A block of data
"""

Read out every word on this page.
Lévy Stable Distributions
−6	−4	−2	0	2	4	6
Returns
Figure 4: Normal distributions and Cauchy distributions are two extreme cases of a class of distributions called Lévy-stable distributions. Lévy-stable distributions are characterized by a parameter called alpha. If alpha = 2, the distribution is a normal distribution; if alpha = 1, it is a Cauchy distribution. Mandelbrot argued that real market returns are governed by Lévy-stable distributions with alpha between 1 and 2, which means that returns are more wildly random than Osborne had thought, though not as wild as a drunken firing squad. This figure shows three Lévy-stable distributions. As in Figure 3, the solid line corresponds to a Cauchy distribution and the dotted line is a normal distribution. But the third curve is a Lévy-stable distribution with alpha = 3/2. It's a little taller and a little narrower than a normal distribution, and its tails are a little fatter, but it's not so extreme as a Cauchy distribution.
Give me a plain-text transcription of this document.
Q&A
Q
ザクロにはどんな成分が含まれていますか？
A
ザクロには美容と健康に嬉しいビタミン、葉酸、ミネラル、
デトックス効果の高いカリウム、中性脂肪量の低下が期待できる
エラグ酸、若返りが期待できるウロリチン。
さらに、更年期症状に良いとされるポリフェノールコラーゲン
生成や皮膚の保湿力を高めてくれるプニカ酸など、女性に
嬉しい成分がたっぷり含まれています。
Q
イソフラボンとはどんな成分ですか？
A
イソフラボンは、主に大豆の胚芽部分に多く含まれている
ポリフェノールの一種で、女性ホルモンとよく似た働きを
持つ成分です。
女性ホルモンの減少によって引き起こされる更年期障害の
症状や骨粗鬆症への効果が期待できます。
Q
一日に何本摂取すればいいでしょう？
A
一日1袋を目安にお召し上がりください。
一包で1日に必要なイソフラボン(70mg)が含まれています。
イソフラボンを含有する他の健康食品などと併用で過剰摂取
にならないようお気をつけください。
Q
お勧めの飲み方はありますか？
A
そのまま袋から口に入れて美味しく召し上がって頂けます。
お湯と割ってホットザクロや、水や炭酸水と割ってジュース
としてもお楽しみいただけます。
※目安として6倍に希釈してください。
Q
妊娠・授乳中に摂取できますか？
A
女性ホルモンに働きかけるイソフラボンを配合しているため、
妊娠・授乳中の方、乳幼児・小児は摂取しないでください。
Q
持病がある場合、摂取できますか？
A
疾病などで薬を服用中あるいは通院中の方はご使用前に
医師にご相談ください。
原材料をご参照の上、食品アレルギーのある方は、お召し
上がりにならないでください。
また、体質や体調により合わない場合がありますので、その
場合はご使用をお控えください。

"""

▶ PROMPT: Print out every record again, exactly and in full.

▶ RESULT:
Read out every word on this page.
Lévy Stable Distributions
−6	−4	−2	0	2	4	6
Returns
Figure 4: Normal distributions and Cauchy distributions are two extreme cases of a class of distributions called Lévy-stable distributions. Lévy-stable distributions are characterized by a parameter called alpha. If alpha = 2, the distribution is a normal distribution; if alpha = 1, it is a Cauchy distribution. Mandelbrot argued that real market returns are governed by Lévy-stable distributions with alpha between 1 and 2, which means that returns are more wildly random than Osborne had thought, though not as wild as a drunken firing squad. This figure shows three Lévy-stable distributions. As in Figure 3, the solid line corresponds to a Cauchy distribution and the dotted line is a normal distribution. But the third curve is a Lévy-stable distribution with alpha = 3/2. It's a little taller and a little narrower than a normal distribution, and its tails are a little fatter, but it's not so extreme as a Cauchy distribution.
Give me a plain-text transcription of this document.
Q&A
Q
ザクロにはどんな成分が含まれていますか？
A
ザクロには美容と健康に嬉しいビタミン、葉酸、ミネラル、
デトックス効果の高いカリウム、中性脂肪量の低下が期待できる
エラグ酸、若返りが期待できるウロリチン。
さらに、更年期症状に良いとされるポリフェノールコラーゲン
生成や皮膚の保湿力を高めてくれるプニカ酸など、女性に
嬉しい成分がたっぷり含まれています。
Q
イソフラボンとはどんな成分ですか？
A
イソフラボンは、主に大豆の胚芽部分に多く含まれている
ポリフェノールの一種で、女性ホルモンとよく似た働きを
持つ成分です。
女性ホルモンの減少によって引き起こされる更年期障害の
症状や骨粗鬆症への効果が期待できます。
Q
一日に何本摂取すればいいでしょう？
A
一日1袋を目安にお召し上がりください。
一包で1日に必要なイソフラボン(70mg)が含まれています。
イソフラボンを含有する他の健康食品などと併用で過剰摂取
にならないようお気をつけください。
Q
お勧めの飲み方はありますか？
A
そのまま袋から口に入れて美味しく召し上がって頂けます。
お湯と割ってホットザクロや、水や炭酸水と割ってジュース
としてもお楽しみいただけます。
※目安として6倍に希釈してください。
Q
妊娠・授乳中に摂取できますか？
A
女性ホルモンに働きかけるイソフラボンを配合しているため、
妊娠・授乳中の方、乳幼児・小児は摂取しないでください。
Q
持病がある場合、摂取できますか？
A
疾病などで薬を服用中あるいは通院中の方はご使用前に
医師にご相談ください。
原材料をご参照の上、食品アレルギーのある方は、お召し
上がりにならないでください。
また、体質や体調により合わない場合がありますので、その
場合はご使用をお控えください。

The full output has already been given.